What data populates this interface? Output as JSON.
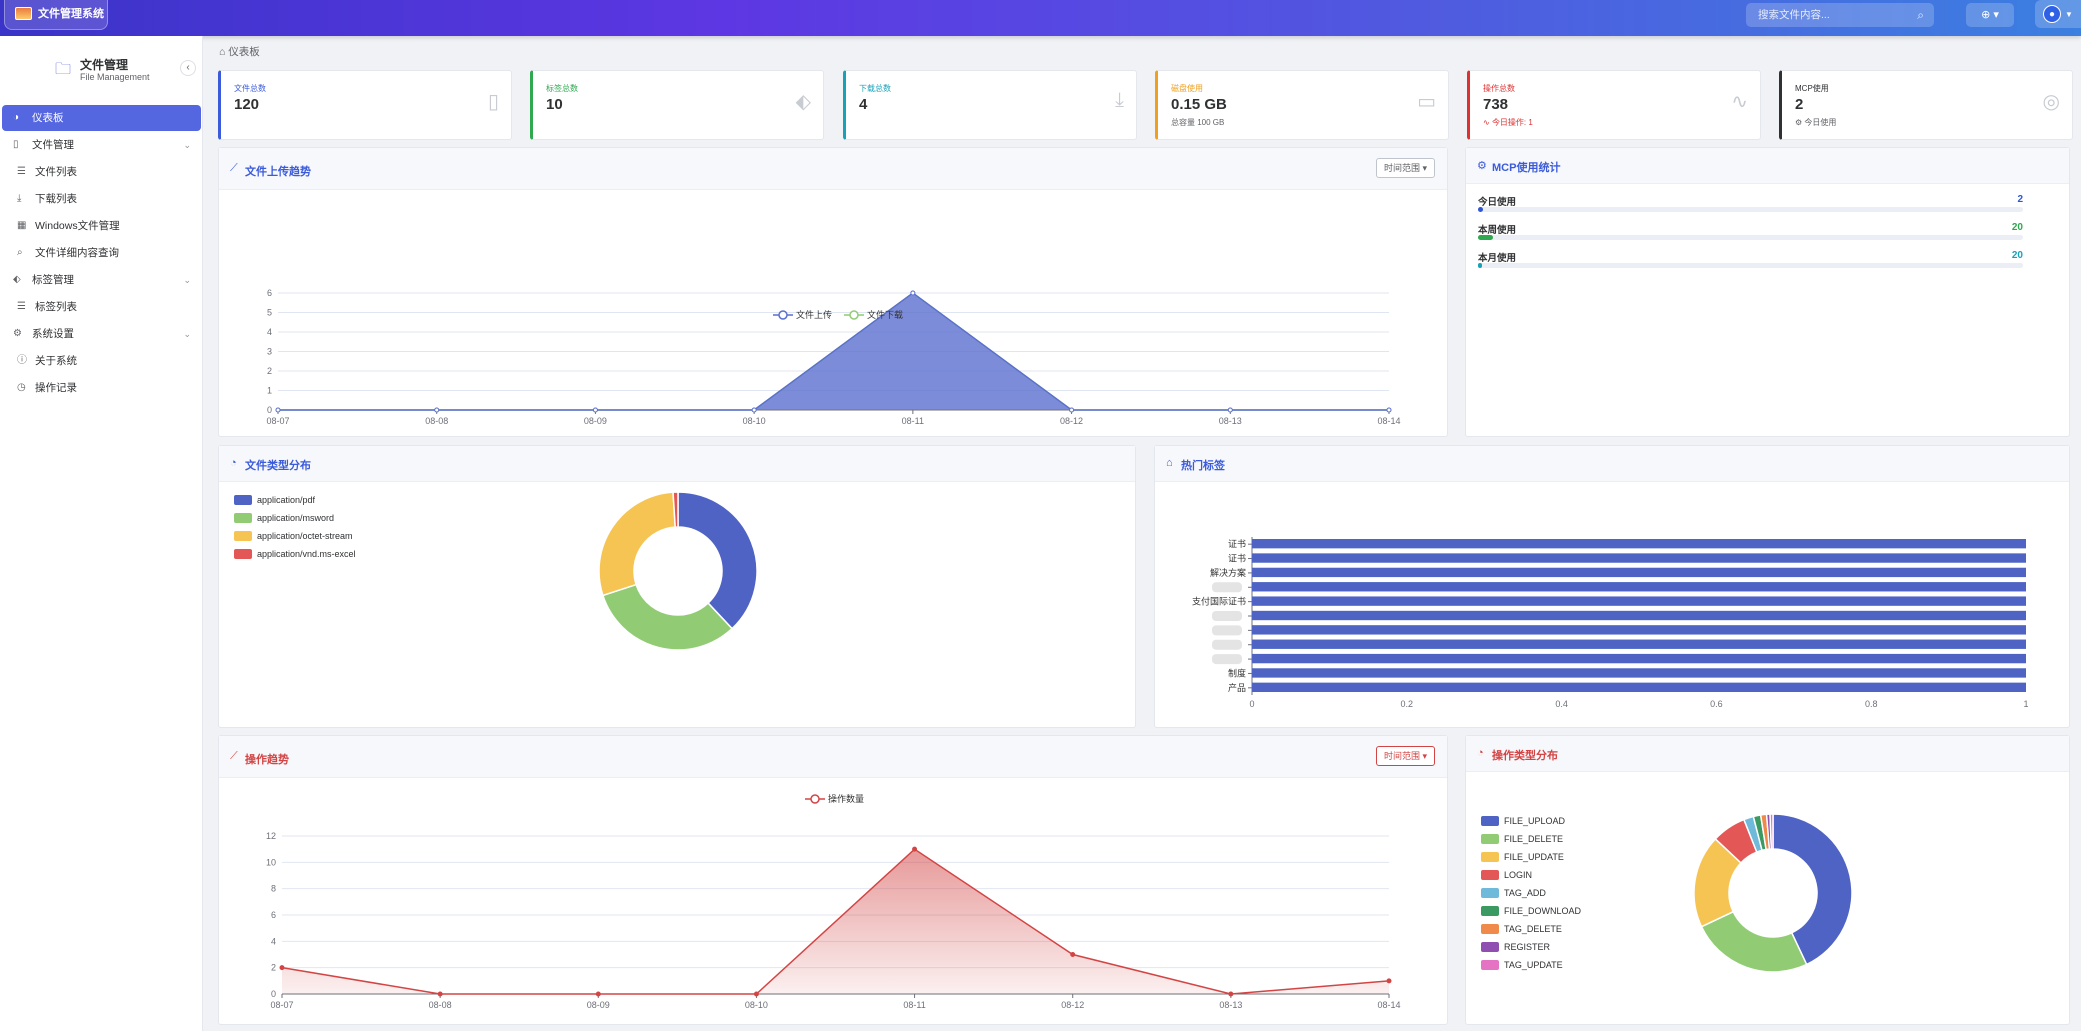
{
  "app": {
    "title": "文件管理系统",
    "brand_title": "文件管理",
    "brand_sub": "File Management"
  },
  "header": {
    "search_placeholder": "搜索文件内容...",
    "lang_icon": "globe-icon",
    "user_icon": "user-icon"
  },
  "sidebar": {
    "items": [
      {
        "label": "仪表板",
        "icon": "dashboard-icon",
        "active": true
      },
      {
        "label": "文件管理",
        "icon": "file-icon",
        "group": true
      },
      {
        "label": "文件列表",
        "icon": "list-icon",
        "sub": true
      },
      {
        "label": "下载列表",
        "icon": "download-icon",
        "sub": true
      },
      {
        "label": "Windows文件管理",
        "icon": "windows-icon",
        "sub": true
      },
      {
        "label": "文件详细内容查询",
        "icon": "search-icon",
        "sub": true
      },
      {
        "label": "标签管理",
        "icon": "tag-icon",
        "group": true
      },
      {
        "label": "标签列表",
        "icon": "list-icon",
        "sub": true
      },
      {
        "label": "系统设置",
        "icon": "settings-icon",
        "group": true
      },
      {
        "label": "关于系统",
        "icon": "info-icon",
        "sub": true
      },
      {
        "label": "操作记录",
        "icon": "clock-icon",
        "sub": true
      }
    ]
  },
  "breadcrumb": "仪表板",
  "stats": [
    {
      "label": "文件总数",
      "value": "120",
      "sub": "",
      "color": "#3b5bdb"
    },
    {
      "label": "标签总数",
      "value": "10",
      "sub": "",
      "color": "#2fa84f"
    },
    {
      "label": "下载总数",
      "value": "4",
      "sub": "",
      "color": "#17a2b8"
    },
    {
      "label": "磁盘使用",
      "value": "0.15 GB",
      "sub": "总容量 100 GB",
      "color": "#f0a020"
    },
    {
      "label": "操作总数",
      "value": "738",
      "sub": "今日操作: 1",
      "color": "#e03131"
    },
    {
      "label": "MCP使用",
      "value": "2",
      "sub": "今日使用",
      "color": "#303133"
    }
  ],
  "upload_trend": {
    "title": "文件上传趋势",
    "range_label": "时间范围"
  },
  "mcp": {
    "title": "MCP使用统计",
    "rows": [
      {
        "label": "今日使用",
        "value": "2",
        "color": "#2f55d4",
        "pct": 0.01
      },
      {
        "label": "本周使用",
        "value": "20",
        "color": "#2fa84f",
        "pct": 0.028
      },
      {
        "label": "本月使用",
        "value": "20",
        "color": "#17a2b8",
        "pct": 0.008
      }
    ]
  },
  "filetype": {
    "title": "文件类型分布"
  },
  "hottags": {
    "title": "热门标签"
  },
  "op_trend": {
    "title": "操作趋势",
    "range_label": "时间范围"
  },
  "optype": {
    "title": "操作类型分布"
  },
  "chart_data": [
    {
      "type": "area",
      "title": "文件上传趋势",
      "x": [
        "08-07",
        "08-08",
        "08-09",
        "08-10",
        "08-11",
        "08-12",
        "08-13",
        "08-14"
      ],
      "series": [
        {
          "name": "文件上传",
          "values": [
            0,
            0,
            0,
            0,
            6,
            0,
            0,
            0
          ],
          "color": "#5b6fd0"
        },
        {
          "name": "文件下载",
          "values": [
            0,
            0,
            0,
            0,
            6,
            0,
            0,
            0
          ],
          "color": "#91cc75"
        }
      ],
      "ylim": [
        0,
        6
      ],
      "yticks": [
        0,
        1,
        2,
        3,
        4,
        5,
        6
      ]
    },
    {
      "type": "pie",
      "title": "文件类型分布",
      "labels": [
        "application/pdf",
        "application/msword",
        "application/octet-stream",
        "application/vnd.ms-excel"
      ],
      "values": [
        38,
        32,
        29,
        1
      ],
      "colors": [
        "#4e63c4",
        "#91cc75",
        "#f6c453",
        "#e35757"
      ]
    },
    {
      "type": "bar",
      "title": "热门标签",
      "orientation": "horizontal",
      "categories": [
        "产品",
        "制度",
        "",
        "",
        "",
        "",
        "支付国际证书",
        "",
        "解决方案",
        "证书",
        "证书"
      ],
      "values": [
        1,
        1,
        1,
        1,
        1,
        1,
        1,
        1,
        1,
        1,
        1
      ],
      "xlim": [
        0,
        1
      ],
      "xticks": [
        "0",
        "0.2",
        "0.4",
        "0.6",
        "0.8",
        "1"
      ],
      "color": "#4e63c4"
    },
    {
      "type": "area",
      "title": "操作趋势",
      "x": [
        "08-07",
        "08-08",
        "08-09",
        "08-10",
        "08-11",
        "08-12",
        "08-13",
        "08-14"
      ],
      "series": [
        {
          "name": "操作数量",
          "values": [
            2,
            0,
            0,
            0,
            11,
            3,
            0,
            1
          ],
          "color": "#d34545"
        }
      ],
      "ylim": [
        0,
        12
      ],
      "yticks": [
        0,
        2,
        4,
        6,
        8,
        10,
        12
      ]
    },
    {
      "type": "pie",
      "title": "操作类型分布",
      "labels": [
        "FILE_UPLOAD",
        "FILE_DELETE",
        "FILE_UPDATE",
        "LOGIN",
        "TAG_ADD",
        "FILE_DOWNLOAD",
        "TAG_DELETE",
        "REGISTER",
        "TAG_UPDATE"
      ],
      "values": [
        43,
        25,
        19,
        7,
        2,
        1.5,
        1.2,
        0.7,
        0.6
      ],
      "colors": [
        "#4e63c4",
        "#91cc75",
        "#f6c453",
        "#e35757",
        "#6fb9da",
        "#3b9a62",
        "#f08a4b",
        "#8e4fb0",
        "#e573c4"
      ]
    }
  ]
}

--

[Required task]
Omit every picture, then repeat the remaining data exactly as it appears above.

[Exercise answer]
What data populates this interface? Output as JSON.
{
  "app": {
    "title": "文件管理系统",
    "brand_title": "文件管理",
    "brand_sub": "File Management"
  },
  "header": {
    "search_placeholder": "搜索文件内容...",
    "lang_icon": "globe-icon",
    "user_icon": "user-icon"
  },
  "sidebar": {
    "items": [
      {
        "label": "仪表板",
        "icon": "dashboard-icon",
        "active": true
      },
      {
        "label": "文件管理",
        "icon": "file-icon",
        "group": true
      },
      {
        "label": "文件列表",
        "icon": "list-icon",
        "sub": true
      },
      {
        "label": "下载列表",
        "icon": "download-icon",
        "sub": true
      },
      {
        "label": "Windows文件管理",
        "icon": "windows-icon",
        "sub": true
      },
      {
        "label": "文件详细内容查询",
        "icon": "search-icon",
        "sub": true
      },
      {
        "label": "标签管理",
        "icon": "tag-icon",
        "group": true
      },
      {
        "label": "标签列表",
        "icon": "list-icon",
        "sub": true
      },
      {
        "label": "系统设置",
        "icon": "settings-icon",
        "group": true
      },
      {
        "label": "关于系统",
        "icon": "info-icon",
        "sub": true
      },
      {
        "label": "操作记录",
        "icon": "clock-icon",
        "sub": true
      }
    ]
  },
  "breadcrumb": "仪表板",
  "stats": [
    {
      "label": "文件总数",
      "value": "120",
      "sub": "",
      "color": "#3b5bdb"
    },
    {
      "label": "标签总数",
      "value": "10",
      "sub": "",
      "color": "#2fa84f"
    },
    {
      "label": "下载总数",
      "value": "4",
      "sub": "",
      "color": "#17a2b8"
    },
    {
      "label": "磁盘使用",
      "value": "0.15 GB",
      "sub": "总容量 100 GB",
      "color": "#f0a020"
    },
    {
      "label": "操作总数",
      "value": "738",
      "sub": "今日操作: 1",
      "color": "#e03131"
    },
    {
      "label": "MCP使用",
      "value": "2",
      "sub": "今日使用",
      "color": "#303133"
    }
  ],
  "upload_trend": {
    "title": "文件上传趋势",
    "range_label": "时间范围"
  },
  "mcp": {
    "title": "MCP使用统计",
    "rows": [
      {
        "label": "今日使用",
        "value": "2",
        "color": "#2f55d4",
        "pct": 0.01
      },
      {
        "label": "本周使用",
        "value": "20",
        "color": "#2fa84f",
        "pct": 0.028
      },
      {
        "label": "本月使用",
        "value": "20",
        "color": "#17a2b8",
        "pct": 0.008
      }
    ]
  },
  "filetype": {
    "title": "文件类型分布"
  },
  "hottags": {
    "title": "热门标签"
  },
  "op_trend": {
    "title": "操作趋势",
    "range_label": "时间范围"
  },
  "optype": {
    "title": "操作类型分布"
  },
  "chart_data": [
    {
      "type": "area",
      "title": "文件上传趋势",
      "x": [
        "08-07",
        "08-08",
        "08-09",
        "08-10",
        "08-11",
        "08-12",
        "08-13",
        "08-14"
      ],
      "series": [
        {
          "name": "文件上传",
          "values": [
            0,
            0,
            0,
            0,
            6,
            0,
            0,
            0
          ],
          "color": "#5b6fd0"
        },
        {
          "name": "文件下载",
          "values": [
            0,
            0,
            0,
            0,
            6,
            0,
            0,
            0
          ],
          "color": "#91cc75"
        }
      ],
      "ylim": [
        0,
        6
      ],
      "yticks": [
        0,
        1,
        2,
        3,
        4,
        5,
        6
      ]
    },
    {
      "type": "pie",
      "title": "文件类型分布",
      "labels": [
        "application/pdf",
        "application/msword",
        "application/octet-stream",
        "application/vnd.ms-excel"
      ],
      "values": [
        38,
        32,
        29,
        1
      ],
      "colors": [
        "#4e63c4",
        "#91cc75",
        "#f6c453",
        "#e35757"
      ]
    },
    {
      "type": "bar",
      "title": "热门标签",
      "orientation": "horizontal",
      "categories": [
        "产品",
        "制度",
        "",
        "",
        "",
        "",
        "支付国际证书",
        "",
        "解决方案",
        "证书",
        "证书"
      ],
      "values": [
        1,
        1,
        1,
        1,
        1,
        1,
        1,
        1,
        1,
        1,
        1
      ],
      "xlim": [
        0,
        1
      ],
      "xticks": [
        "0",
        "0.2",
        "0.4",
        "0.6",
        "0.8",
        "1"
      ],
      "color": "#4e63c4"
    },
    {
      "type": "area",
      "title": "操作趋势",
      "x": [
        "08-07",
        "08-08",
        "08-09",
        "08-10",
        "08-11",
        "08-12",
        "08-13",
        "08-14"
      ],
      "series": [
        {
          "name": "操作数量",
          "values": [
            2,
            0,
            0,
            0,
            11,
            3,
            0,
            1
          ],
          "color": "#d34545"
        }
      ],
      "ylim": [
        0,
        12
      ],
      "yticks": [
        0,
        2,
        4,
        6,
        8,
        10,
        12
      ]
    },
    {
      "type": "pie",
      "title": "操作类型分布",
      "labels": [
        "FILE_UPLOAD",
        "FILE_DELETE",
        "FILE_UPDATE",
        "LOGIN",
        "TAG_ADD",
        "FILE_DOWNLOAD",
        "TAG_DELETE",
        "REGISTER",
        "TAG_UPDATE"
      ],
      "values": [
        43,
        25,
        19,
        7,
        2,
        1.5,
        1.2,
        0.7,
        0.6
      ],
      "colors": [
        "#4e63c4",
        "#91cc75",
        "#f6c453",
        "#e35757",
        "#6fb9da",
        "#3b9a62",
        "#f08a4b",
        "#8e4fb0",
        "#e573c4"
      ]
    }
  ]
}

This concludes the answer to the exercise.